**WHAT THE TASK ASKS**
Repeat the lines below exactly as they appear, but leave out the images.

**ENTRIES SHOWN**
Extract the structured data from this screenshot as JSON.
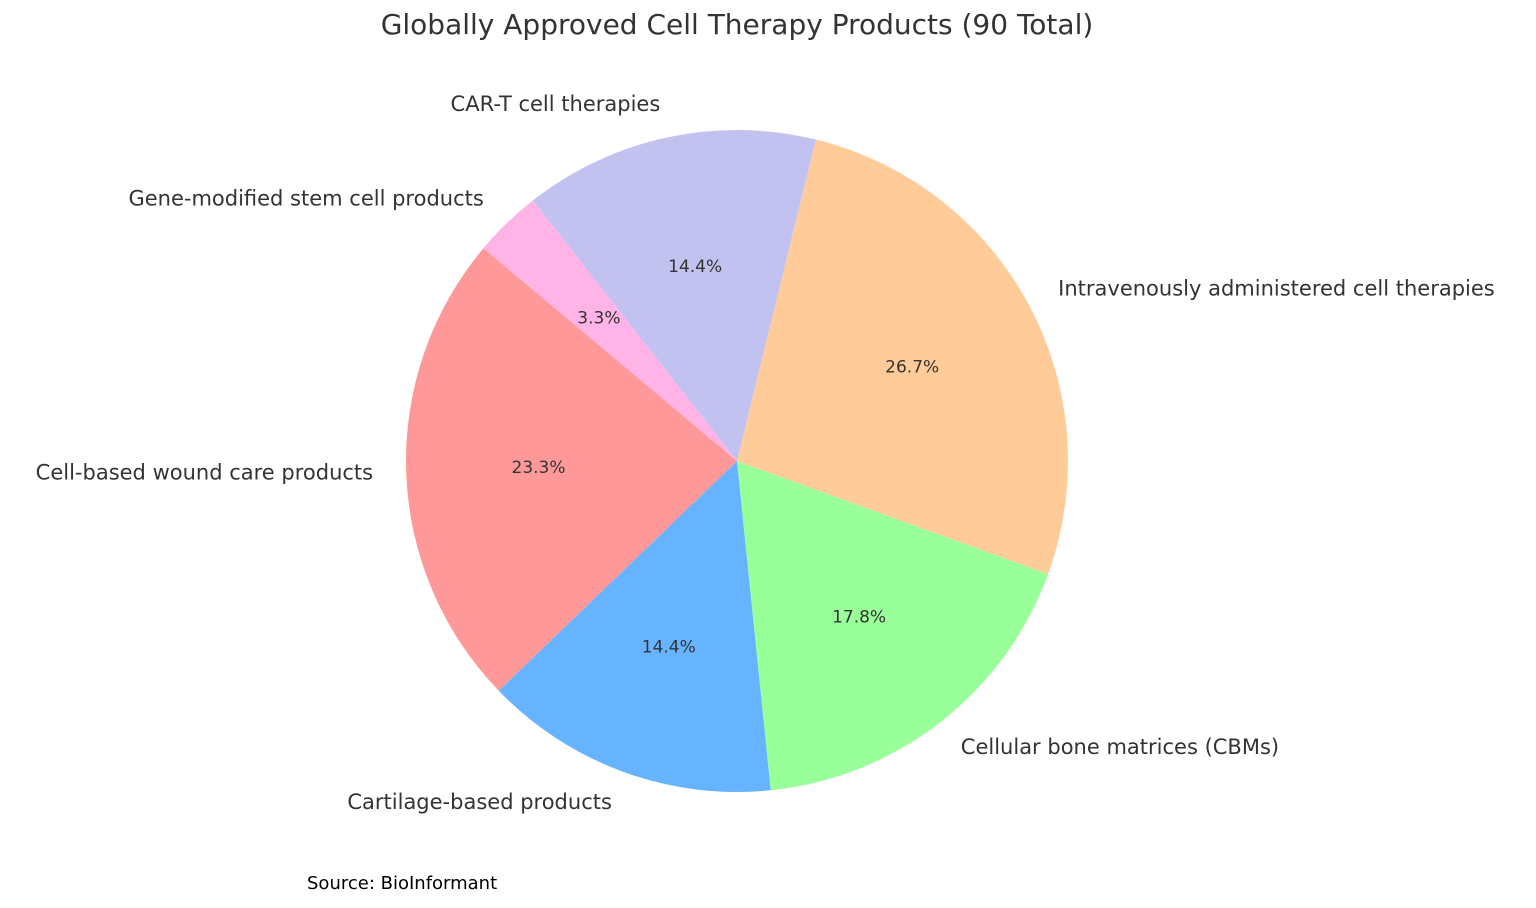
{
  "chart_data": {
    "type": "pie",
    "title": "Globally Approved Cell Therapy Products (90 Total)",
    "categories": [
      "Cell-based wound care products",
      "Cartilage-based products",
      "Cellular bone matrices (CBMs)",
      "Intravenously administered cell therapies",
      "CAR-T cell therapies",
      "Gene-modified stem cell products"
    ],
    "values": [
      23.3,
      14.4,
      17.8,
      26.7,
      14.4,
      3.3
    ],
    "value_labels": [
      "23.3%",
      "14.4%",
      "17.8%",
      "26.7%",
      "14.4%",
      "3.3%"
    ],
    "colors": [
      "#ff9999",
      "#66b3ff",
      "#99ff99",
      "#ffcc99",
      "#c2c2f0",
      "#ffb3e6"
    ],
    "source": "Source: BioInformant"
  }
}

**FULL SOLUTION**
Extract the structured data from this screenshot as JSON.
{
  "chart_data": {
    "type": "pie",
    "title": "Globally Approved Cell Therapy Products (90 Total)",
    "categories": [
      "Cell-based wound care products",
      "Cartilage-based products",
      "Cellular bone matrices (CBMs)",
      "Intravenously administered cell therapies",
      "CAR-T cell therapies",
      "Gene-modified stem cell products"
    ],
    "values": [
      23.3,
      14.4,
      17.8,
      26.7,
      14.4,
      3.3
    ],
    "value_labels": [
      "23.3%",
      "14.4%",
      "17.8%",
      "26.7%",
      "14.4%",
      "3.3%"
    ],
    "colors": [
      "#ff9999",
      "#66b3ff",
      "#99ff99",
      "#ffcc99",
      "#c2c2f0",
      "#ffb3e6"
    ],
    "source": "Source: BioInformant"
  }
}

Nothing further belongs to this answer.